▸ **What the task asks**: How many lines of the entries hold the string "bold"? Reply with the number alone.

(Material for the task begins)

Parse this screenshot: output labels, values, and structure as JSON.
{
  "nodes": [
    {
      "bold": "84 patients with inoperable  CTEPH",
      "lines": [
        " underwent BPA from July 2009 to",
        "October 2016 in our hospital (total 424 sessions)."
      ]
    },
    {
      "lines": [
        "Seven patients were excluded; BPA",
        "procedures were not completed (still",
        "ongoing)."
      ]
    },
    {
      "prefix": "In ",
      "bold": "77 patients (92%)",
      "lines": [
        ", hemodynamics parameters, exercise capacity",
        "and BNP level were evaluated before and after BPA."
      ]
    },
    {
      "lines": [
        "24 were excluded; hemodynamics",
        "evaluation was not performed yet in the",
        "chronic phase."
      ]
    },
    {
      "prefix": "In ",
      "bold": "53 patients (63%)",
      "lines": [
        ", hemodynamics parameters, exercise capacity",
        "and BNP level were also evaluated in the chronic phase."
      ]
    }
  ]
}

(Material for the task ends)

▸ **Solution for this exercise**: 3